# [Given request]
Repeat each entry as written and leave the images out of the copy.
- - - - -
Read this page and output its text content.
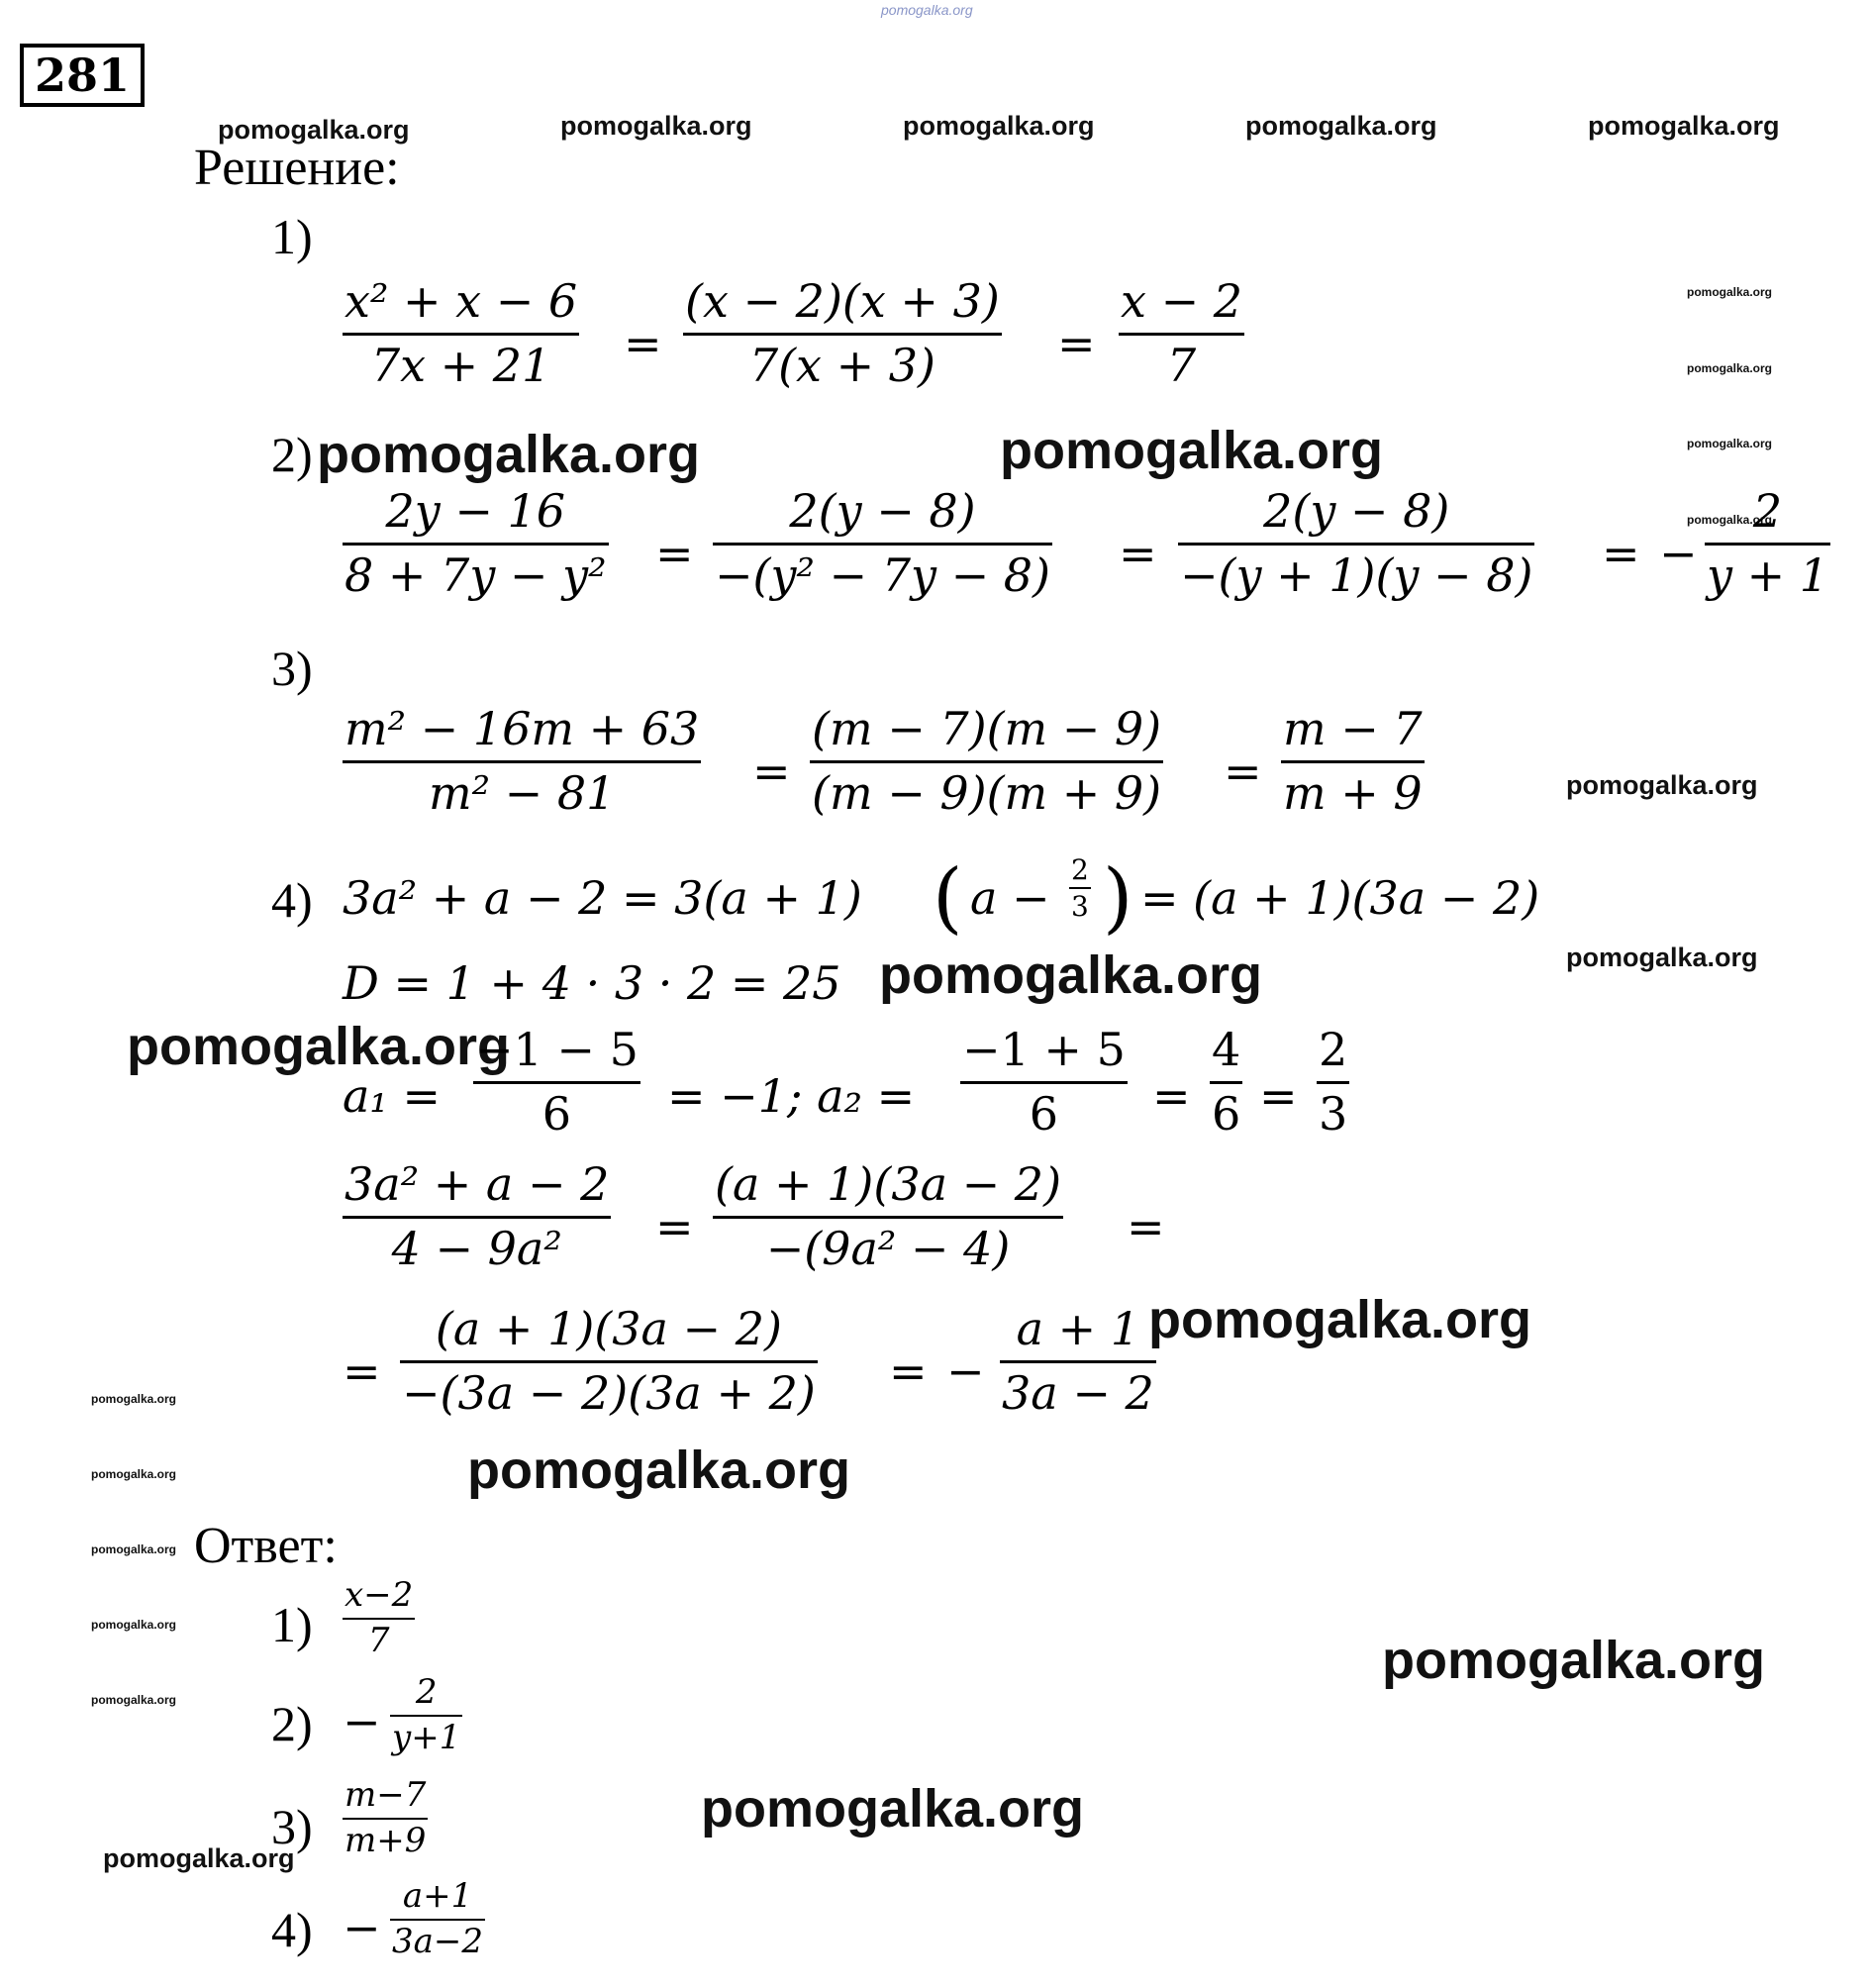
pomogalka.org
281
pomogalka.org	pomogalka.org	pomogalka.org	pomogalka.org	pomogalka.org
pomogalka.org
pomogalka.org
pomogalka.org
pomogalka.org
Решение:
1)
x² + x − 6
7x + 21 =
(x − 2)(x + 3)
7(x + 3)	=
x − 2
7
2) pomogalka.org	pomogalka.org
2y − 16
8 + 7y − y² =
2(y − 8)
−(y² − 7y − 8) =
2(y − 8)
−(y + 1)(y − 8) = −
2
y + 1
3)
m² − 16m + 63
m² − 81	=
(m − 7)(m − 9)
(m − 9)(m + 9) =
m − 7
m + 9	pomogalka.org
4) 3a² + a − 2 = 3(a + 1) ( a −
2
3 ) = (a + 1)(3a − 2)
pomogalka.org
D = 1 + 4 · 3 · 2 = 25 pomogalka.org
pomogalka.org
a₁ =
−1 − 5
6 = −1; a₂ =
−1 + 5
6 =
4
6 =
2
3
3a² + a − 2
4 − 9a² =
(a + 1)(3a − 2)
−(9a² − 4)	=
=
(a + 1)(3a − 2)
−(3a − 2)(3a + 2) = −
a + 1
3a − 2
pomogalka.org
pomogalka.org
pomogalka.org
pomogalka.org
pomogalka.org
pomogalka.org
pomogalka.org
Ответ:
1)
x−2
7	pomogalka.org
2) −
2
y+1
3)
m−7
m+9
pomogalka.org
pomogalka.org
4) −
a+1
3a−2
- - - - -
# [Expected answer]
Read this page and output its text content.
pomogalka.org
281
pomogalka.org	pomogalka.org	pomogalka.org	pomogalka.org	pomogalka.org
pomogalka.org
pomogalka.org
pomogalka.org
pomogalka.org
Решение:
1)
x² + x − 6
7x + 21 =
(x − 2)(x + 3)
7(x + 3)	=
x − 2
7
2) pomogalka.org	pomogalka.org
2y − 16
8 + 7y − y² =
2(y − 8)
−(y² − 7y − 8) =
2(y − 8)
−(y + 1)(y − 8) = −
2
y + 1
3)
m² − 16m + 63
m² − 81	=
(m − 7)(m − 9)
(m − 9)(m + 9) =
m − 7
m + 9	pomogalka.org
4) 3a² + a − 2 = 3(a + 1) ( a −
2
3 ) = (a + 1)(3a − 2)
pomogalka.org
D = 1 + 4 · 3 · 2 = 25 pomogalka.org
pomogalka.org
a₁ =
−1 − 5
6 = −1; a₂ =
−1 + 5
6 =
4
6 =
2
3
3a² + a − 2
4 − 9a² =
(a + 1)(3a − 2)
−(9a² − 4)	=
=
(a + 1)(3a − 2)
−(3a − 2)(3a + 2) = −
a + 1
3a − 2
pomogalka.org
pomogalka.org
pomogalka.org
pomogalka.org
pomogalka.org
pomogalka.org
pomogalka.org
Ответ:
1)
x−2
7	pomogalka.org
2) −
2
y+1
3)
m−7
m+9
pomogalka.org
pomogalka.org
4) −
a+1
3a−2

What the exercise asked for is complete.